Passage:
Sortir de l'histoire officielle

     


Pierre Macherey
Mots, idées, concepts, personnalités repérés : âme être autonome, le latin sans article, se tracer un chemin par sa lecture, reposer le statut de l'histoire de la philosophie, imagination ou idée inadéquate, ordres de lectures multiples, absence de parallélisme, terminologie de la scolastique, raisonnement en spirale, seul ouvrage qu’il ait publié, troisième genre de connaissance, vraie philosophie,

Entretien avec Pierre Macherey

Introduction à l'Éthique de Spinoza

En cinq volumes aux éditions PUF
Texte en ligne archive.org/details/introduction-a-lethique-pierre-macherey
Ordre de parution des cinq volumes (indiqué dans l'avant propos du cinquième traitant de la première partie) : concernant la cinquième partie paru en 1994, la troisième en 1995, la quatrième en 1997, la deuxième aussi en 1997 et la première en 1998.
Présentation - Lire l'Éthique de Spinoza
Introduction générale placée dans le premier volume qui étudie la cinquième partie.

Travail à faire:
(A) Répondez, s'il vous plaît, à ces questions sur le passage ci-dessus :
(i) En combien de volumes et chez quel éditeur paraît l'Introduction à l'Éthique de Spinoza ?
(ii) En quelle année a paru le volume consacré à la cinquième partie ?
(iii) Quelle partie de l'Éthique étudie le volume qui contient l'introduction générale ?
(B) Prolongez le passage sur l'Introduction à l'Éthique de Spinoza à partir de sa dernière phrase.

Extrait de données:
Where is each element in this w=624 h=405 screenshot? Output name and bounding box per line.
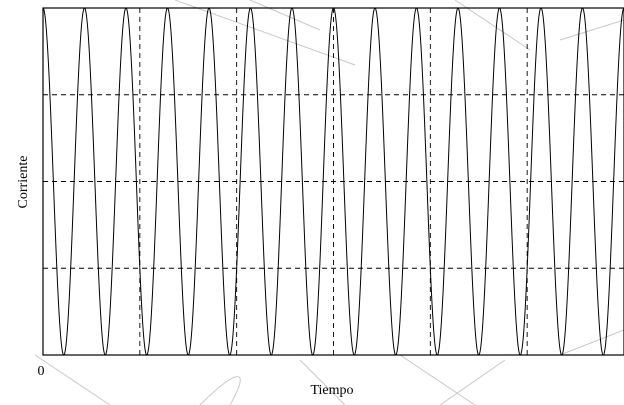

Réponses point par point:
(A)
(i) En cinq volumes, aux éditions PUF.
(ii) En 1994.
(iii) La cinquième partie.

(B)
Page 3 « Or il n’est pas du tout certain qu’il y ait une « philosophie de Spinoza », au sens d’une théorie générale de la réalité, ou, comme on dit, d’une vision du monde tirant sa validité de sa plus ou moins grande cohérence intrinsèque, et relevant d’une mise en perspective singulière qui dépendrait en dernière instance des choix subjectifs de son auteur : du moins n’est-il pas certain que ce soit ce qu’il y aurait de plus intéressant à retirer d’une lecture de l’ Ethique. « C’est ainsi qu’on peut interpréter la fameuse formule utilisée par Spinoza dans sa lettre 76 à A. Burgh : « Je n’ai pas la présomption d’avoir inventé la meilleure philosophie, mais je sais que, moi, je comprends la vraie philosophie » (non praesumo me optimam invenisse philosophiam, sed veram me intelligere scio), que l’on peut interpréter ainsi : moi, je suis sûr de comprendre ce que c’est vraiment que la philosophie, et en conséquence j'ai la certitude que ce que je fais, c’est de la vraie philosophie, en un sens qui dépasse largement une prise de position doctrinale fermée, propre à un système limité de pensée, la « philosophie de Spinoza », qui, en lui-même, serait exclusivement vrai.»»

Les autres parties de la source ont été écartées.